→ Directive
Transcribe all of the records precisely as they are presented.

— Begin Records shown —

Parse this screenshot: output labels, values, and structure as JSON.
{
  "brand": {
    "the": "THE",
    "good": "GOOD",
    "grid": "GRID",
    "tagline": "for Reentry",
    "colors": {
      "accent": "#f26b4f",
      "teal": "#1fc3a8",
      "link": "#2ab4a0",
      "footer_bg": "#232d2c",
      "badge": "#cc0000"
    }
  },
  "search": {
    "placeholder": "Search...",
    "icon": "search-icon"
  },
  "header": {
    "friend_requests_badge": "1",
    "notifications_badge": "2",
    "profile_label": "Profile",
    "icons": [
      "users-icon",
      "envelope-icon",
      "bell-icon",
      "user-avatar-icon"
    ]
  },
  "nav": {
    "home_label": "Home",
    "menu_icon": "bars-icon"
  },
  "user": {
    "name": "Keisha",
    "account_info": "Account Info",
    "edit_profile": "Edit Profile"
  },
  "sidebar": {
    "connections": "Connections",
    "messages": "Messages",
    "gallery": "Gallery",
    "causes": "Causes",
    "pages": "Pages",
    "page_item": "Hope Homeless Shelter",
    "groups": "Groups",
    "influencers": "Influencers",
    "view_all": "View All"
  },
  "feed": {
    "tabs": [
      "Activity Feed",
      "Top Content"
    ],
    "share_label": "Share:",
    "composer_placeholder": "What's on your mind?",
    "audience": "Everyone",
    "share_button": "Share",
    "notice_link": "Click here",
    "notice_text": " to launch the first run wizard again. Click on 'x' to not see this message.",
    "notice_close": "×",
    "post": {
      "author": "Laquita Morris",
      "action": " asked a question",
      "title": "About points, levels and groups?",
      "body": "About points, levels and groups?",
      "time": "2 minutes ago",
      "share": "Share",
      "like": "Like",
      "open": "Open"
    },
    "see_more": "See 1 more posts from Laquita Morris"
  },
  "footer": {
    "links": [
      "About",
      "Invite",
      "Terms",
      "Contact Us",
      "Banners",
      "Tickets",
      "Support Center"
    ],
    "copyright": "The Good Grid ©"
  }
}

— End Records shown —

→ Answer to this exercise
Parse this screenshot: output labels, values, and structure as JSON.
{
  "brand": {
    "the": "THE",
    "good": "GOOD",
    "grid": "GRID",
    "tagline": "for Reentry",
    "colors": {
      "accent": "#f26b4f",
      "teal": "#1fc3a8",
      "link": "#2ab4a0",
      "footer_bg": "#232d2c",
      "badge": "#cc0000"
    }
  },
  "search": {
    "placeholder": "Search...",
    "icon": "search-icon"
  },
  "header": {
    "friend_requests_badge": "1",
    "notifications_badge": "2",
    "profile_label": "Profile",
    "icons": [
      "users-icon",
      "envelope-icon",
      "bell-icon",
      "user-avatar-icon"
    ]
  },
  "nav": {
    "home_label": "Home",
    "menu_icon": "bars-icon"
  },
  "user": {
    "name": "Keisha",
    "account_info": "Account Info",
    "edit_profile": "Edit Profile"
  },
  "sidebar": {
    "connections": "Connections",
    "messages": "Messages",
    "gallery": "Gallery",
    "causes": "Causes",
    "pages": "Pages",
    "page_item": "Hope Homeless Shelter",
    "groups": "Groups",
    "influencers": "Influencers",
    "view_all": "View All"
  },
  "feed": {
    "tabs": [
      "Activity Feed",
      "Top Content"
    ],
    "share_label": "Share:",
    "composer_placeholder": "What's on your mind?",
    "audience": "Everyone",
    "share_button": "Share",
    "notice_link": "Click here",
    "notice_text": " to launch the first run wizard again. Click on 'x' to not see this message.",
    "notice_close": "×",
    "post": {
      "author": "Laquita Morris",
      "action": " asked a question",
      "title": "About points, levels and groups?",
      "body": "About points, levels and groups?",
      "time": "2 minutes ago",
      "share": "Share",
      "like": "Like",
      "open": "Open"
    },
    "see_more": "See 1 more posts from Laquita Morris"
  },
  "footer": {
    "links": [
      "About",
      "Invite",
      "Terms",
      "Contact Us",
      "Banners",
      "Tickets",
      "Support Center"
    ],
    "copyright": "The Good Grid ©"
  }
}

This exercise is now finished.